__REQUEST__. Reproduce all of the data that follows, character for character.

__Data records__.
================================
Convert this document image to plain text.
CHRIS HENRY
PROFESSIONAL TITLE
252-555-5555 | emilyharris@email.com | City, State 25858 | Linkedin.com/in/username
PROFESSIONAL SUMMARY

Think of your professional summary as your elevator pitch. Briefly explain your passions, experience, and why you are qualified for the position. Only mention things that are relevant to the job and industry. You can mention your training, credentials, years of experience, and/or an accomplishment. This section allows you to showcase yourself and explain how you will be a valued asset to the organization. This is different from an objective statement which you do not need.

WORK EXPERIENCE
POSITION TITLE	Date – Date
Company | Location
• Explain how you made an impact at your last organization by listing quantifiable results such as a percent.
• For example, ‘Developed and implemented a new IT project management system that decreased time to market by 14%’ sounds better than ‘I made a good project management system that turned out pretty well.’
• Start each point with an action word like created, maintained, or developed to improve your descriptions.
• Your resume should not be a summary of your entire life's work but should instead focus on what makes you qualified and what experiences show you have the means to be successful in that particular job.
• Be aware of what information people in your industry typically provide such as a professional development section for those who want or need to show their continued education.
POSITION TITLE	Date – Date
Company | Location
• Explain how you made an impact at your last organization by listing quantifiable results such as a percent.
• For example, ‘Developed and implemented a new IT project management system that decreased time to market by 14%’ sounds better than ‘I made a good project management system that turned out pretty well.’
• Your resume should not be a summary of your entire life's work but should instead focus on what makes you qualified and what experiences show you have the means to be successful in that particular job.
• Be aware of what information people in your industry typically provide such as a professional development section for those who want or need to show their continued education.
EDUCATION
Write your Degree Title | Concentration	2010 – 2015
================================
__THE ANSWER__.
Convert this document image to plain text.
CHRIS HENRY
PROFESSIONAL TITLE
252-555-5555 | emilyharris@email.com | City, State 25858 | Linkedin.com/in/username
PROFESSIONAL SUMMARY

Think of your professional summary as your elevator pitch. Briefly explain your passions, experience, and why you are qualified for the position. Only mention things that are relevant to the job and industry. You can mention your training, credentials, years of experience, and/or an accomplishment. This section allows you to showcase yourself and explain how you will be a valued asset to the organization. This is different from an objective statement which you do not need.

WORK EXPERIENCE
POSITION TITLE	Date – Date
Company | Location
• Explain how you made an impact at your last organization by listing quantifiable results such as a percent.
• For example, ‘Developed and implemented a new IT project management system that decreased time to market by 14%’ sounds better than ‘I made a good project management system that turned out pretty well.’
• Start each point with an action word like created, maintained, or developed to improve your descriptions.
• Your resume should not be a summary of your entire life's work but should instead focus on what makes you qualified and what experiences show you have the means to be successful in that particular job.
• Be aware of what information people in your industry typically provide such as a professional development section for those who want or need to show their continued education.
POSITION TITLE	Date – Date
Company | Location
• Explain how you made an impact at your last organization by listing quantifiable results such as a percent.
• For example, ‘Developed and implemented a new IT project management system that decreased time to market by 14%’ sounds better than ‘I made a good project management system that turned out pretty well.’
• Your resume should not be a summary of your entire life's work but should instead focus on what makes you qualified and what experiences show you have the means to be successful in that particular job.
• Be aware of what information people in your industry typically provide such as a professional development section for those who want or need to show their continued education.
EDUCATION
Write your Degree Title | Concentration	2010 – 2015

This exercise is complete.